— Start of PROVIDED DATA —

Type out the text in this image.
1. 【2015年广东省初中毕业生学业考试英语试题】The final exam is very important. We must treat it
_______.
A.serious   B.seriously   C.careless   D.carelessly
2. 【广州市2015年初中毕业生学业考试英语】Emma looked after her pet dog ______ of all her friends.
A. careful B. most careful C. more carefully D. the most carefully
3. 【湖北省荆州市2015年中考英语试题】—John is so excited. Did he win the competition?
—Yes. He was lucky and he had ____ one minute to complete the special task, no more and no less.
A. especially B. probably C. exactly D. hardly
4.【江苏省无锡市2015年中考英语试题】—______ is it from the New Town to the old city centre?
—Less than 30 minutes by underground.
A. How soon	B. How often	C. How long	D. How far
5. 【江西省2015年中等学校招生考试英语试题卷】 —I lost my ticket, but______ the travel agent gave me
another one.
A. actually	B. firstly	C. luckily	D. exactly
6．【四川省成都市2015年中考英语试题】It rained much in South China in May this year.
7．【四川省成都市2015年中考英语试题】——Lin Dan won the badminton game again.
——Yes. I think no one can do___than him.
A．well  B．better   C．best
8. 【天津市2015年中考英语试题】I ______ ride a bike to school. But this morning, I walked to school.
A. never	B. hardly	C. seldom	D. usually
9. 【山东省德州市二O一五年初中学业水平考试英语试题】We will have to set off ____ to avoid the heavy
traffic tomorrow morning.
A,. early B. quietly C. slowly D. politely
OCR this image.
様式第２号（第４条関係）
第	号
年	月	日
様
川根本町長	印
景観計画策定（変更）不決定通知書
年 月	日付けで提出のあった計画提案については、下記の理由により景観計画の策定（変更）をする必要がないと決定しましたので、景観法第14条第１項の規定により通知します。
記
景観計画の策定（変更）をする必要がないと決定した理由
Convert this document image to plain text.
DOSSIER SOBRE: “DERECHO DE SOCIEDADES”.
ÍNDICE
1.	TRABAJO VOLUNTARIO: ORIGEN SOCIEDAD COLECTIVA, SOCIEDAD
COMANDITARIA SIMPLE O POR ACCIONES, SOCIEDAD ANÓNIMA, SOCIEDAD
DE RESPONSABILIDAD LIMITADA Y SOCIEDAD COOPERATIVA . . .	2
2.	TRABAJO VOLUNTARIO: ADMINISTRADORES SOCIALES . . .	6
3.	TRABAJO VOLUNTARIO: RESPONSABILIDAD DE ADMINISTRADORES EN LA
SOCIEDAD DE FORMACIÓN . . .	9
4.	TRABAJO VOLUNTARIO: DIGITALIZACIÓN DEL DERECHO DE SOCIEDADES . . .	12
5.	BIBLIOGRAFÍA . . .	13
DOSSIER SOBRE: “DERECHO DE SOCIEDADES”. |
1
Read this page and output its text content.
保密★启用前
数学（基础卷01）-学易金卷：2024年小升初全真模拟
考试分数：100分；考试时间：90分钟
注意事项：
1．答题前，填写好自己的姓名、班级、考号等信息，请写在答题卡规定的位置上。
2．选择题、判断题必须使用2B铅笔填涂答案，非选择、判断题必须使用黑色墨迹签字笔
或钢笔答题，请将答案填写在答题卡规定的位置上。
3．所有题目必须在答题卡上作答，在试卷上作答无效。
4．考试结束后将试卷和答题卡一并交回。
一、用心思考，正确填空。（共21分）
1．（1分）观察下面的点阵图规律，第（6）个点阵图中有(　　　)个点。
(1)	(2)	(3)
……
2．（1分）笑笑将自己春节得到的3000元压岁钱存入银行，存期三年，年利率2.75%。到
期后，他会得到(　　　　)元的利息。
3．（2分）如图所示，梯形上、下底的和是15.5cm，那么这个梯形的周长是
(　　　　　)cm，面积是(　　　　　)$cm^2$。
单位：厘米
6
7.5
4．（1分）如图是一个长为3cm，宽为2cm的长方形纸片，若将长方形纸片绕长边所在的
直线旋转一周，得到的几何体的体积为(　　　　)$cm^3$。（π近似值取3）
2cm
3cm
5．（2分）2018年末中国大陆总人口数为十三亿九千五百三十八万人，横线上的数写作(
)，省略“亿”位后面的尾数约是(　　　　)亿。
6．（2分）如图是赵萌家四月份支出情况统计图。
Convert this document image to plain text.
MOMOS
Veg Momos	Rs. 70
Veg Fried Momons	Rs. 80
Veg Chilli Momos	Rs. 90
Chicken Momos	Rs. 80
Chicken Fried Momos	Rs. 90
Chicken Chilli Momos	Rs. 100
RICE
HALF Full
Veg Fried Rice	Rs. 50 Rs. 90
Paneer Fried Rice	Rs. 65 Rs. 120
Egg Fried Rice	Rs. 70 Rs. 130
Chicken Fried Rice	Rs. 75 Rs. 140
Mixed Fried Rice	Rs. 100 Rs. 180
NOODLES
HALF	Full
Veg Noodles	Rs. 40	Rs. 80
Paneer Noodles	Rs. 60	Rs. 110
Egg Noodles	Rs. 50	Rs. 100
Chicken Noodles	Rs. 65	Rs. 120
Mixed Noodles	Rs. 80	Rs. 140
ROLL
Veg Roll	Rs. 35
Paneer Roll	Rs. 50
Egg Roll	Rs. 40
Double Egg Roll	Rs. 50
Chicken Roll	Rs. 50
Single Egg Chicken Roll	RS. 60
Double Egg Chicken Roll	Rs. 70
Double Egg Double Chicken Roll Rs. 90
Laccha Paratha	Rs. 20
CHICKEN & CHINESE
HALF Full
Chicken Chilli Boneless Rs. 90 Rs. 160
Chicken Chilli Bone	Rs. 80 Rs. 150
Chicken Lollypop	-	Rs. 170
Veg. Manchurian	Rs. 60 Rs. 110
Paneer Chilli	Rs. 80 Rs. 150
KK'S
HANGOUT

— End of PROVIDED DATA —

◆ INSTRUCTIONS TO FOLLOW:
Go back to the listing above and please repeat it exactly.

◆ EXPECTED ANSWER:
Type out the text in this image.
1. 【2015年广东省初中毕业生学业考试英语试题】The final exam is very important. We must treat it
_______.
A.serious   B.seriously   C.careless   D.carelessly
2. 【广州市2015年初中毕业生学业考试英语】Emma looked after her pet dog ______ of all her friends.
A. careful B. most careful C. more carefully D. the most carefully
3. 【湖北省荆州市2015年中考英语试题】—John is so excited. Did he win the competition?
—Yes. He was lucky and he had ____ one minute to complete the special task, no more and no less.
A. especially B. probably C. exactly D. hardly
4.【江苏省无锡市2015年中考英语试题】—______ is it from the New Town to the old city centre?
—Less than 30 minutes by underground.
A. How soon	B. How often	C. How long	D. How far
5. 【江西省2015年中等学校招生考试英语试题卷】 —I lost my ticket, but______ the travel agent gave me
another one.
A. actually	B. firstly	C. luckily	D. exactly
6．【四川省成都市2015年中考英语试题】It rained much in South China in May this year.
7．【四川省成都市2015年中考英语试题】——Lin Dan won the badminton game again.
——Yes. I think no one can do___than him.
A．well  B．better   C．best
8. 【天津市2015年中考英语试题】I ______ ride a bike to school. But this morning, I walked to school.
A. never	B. hardly	C. seldom	D. usually
9. 【山东省德州市二O一五年初中学业水平考试英语试题】We will have to set off ____ to avoid the heavy
traffic tomorrow morning.
A,. early B. quietly C. slowly D. politely
OCR this image.
様式第２号（第４条関係）
第	号
年	月	日
様
川根本町長	印
景観計画策定（変更）不決定通知書
年 月	日付けで提出のあった計画提案については、下記の理由により景観計画の策定（変更）をする必要がないと決定しましたので、景観法第14条第１項の規定により通知します。
記
景観計画の策定（変更）をする必要がないと決定した理由
Convert this document image to plain text.
DOSSIER SOBRE: “DERECHO DE SOCIEDADES”.
ÍNDICE
1.	TRABAJO VOLUNTARIO: ORIGEN SOCIEDAD COLECTIVA, SOCIEDAD
COMANDITARIA SIMPLE O POR ACCIONES, SOCIEDAD ANÓNIMA, SOCIEDAD
DE RESPONSABILIDAD LIMITADA Y SOCIEDAD COOPERATIVA . . .	2
2.	TRABAJO VOLUNTARIO: ADMINISTRADORES SOCIALES . . .	6
3.	TRABAJO VOLUNTARIO: RESPONSABILIDAD DE ADMINISTRADORES EN LA
SOCIEDAD DE FORMACIÓN . . .	9
4.	TRABAJO VOLUNTARIO: DIGITALIZACIÓN DEL DERECHO DE SOCIEDADES . . .	12
5.	BIBLIOGRAFÍA . . .	13
DOSSIER SOBRE: “DERECHO DE SOCIEDADES”. |
1
Read this page and output its text content.
保密★启用前
数学（基础卷01）-学易金卷：2024年小升初全真模拟
考试分数：100分；考试时间：90分钟
注意事项：
1．答题前，填写好自己的姓名、班级、考号等信息，请写在答题卡规定的位置上。
2．选择题、判断题必须使用2B铅笔填涂答案，非选择、判断题必须使用黑色墨迹签字笔
或钢笔答题，请将答案填写在答题卡规定的位置上。
3．所有题目必须在答题卡上作答，在试卷上作答无效。
4．考试结束后将试卷和答题卡一并交回。
一、用心思考，正确填空。（共21分）
1．（1分）观察下面的点阵图规律，第（6）个点阵图中有(　　　)个点。
(1)	(2)	(3)
……
2．（1分）笑笑将自己春节得到的3000元压岁钱存入银行，存期三年，年利率2.75%。到
期后，他会得到(　　　　)元的利息。
3．（2分）如图所示，梯形上、下底的和是15.5cm，那么这个梯形的周长是
(　　　　　)cm，面积是(　　　　　)$cm^2$。
单位：厘米
6
7.5
4．（1分）如图是一个长为3cm，宽为2cm的长方形纸片，若将长方形纸片绕长边所在的
直线旋转一周，得到的几何体的体积为(　　　　)$cm^3$。（π近似值取3）
2cm
3cm
5．（2分）2018年末中国大陆总人口数为十三亿九千五百三十八万人，横线上的数写作(
)，省略“亿”位后面的尾数约是(　　　　)亿。
6．（2分）如图是赵萌家四月份支出情况统计图。
Convert this document image to plain text.
MOMOS
Veg Momos	Rs. 70
Veg Fried Momons	Rs. 80
Veg Chilli Momos	Rs. 90
Chicken Momos	Rs. 80
Chicken Fried Momos	Rs. 90
Chicken Chilli Momos	Rs. 100
RICE
HALF Full
Veg Fried Rice	Rs. 50 Rs. 90
Paneer Fried Rice	Rs. 65 Rs. 120
Egg Fried Rice	Rs. 70 Rs. 130
Chicken Fried Rice	Rs. 75 Rs. 140
Mixed Fried Rice	Rs. 100 Rs. 180
NOODLES
HALF	Full
Veg Noodles	Rs. 40	Rs. 80
Paneer Noodles	Rs. 60	Rs. 110
Egg Noodles	Rs. 50	Rs. 100
Chicken Noodles	Rs. 65	Rs. 120
Mixed Noodles	Rs. 80	Rs. 140
ROLL
Veg Roll	Rs. 35
Paneer Roll	Rs. 50
Egg Roll	Rs. 40
Double Egg Roll	Rs. 50
Chicken Roll	Rs. 50
Single Egg Chicken Roll	RS. 60
Double Egg Chicken Roll	Rs. 70
Double Egg Double Chicken Roll Rs. 90
Laccha Paratha	Rs. 20
CHICKEN & CHINESE
HALF Full
Chicken Chilli Boneless Rs. 90 Rs. 160
Chicken Chilli Bone	Rs. 80 Rs. 150
Chicken Lollypop	-	Rs. 170
Veg. Manchurian	Rs. 60 Rs. 110
Paneer Chilli	Rs. 80 Rs. 150
KK'S
HANGOUT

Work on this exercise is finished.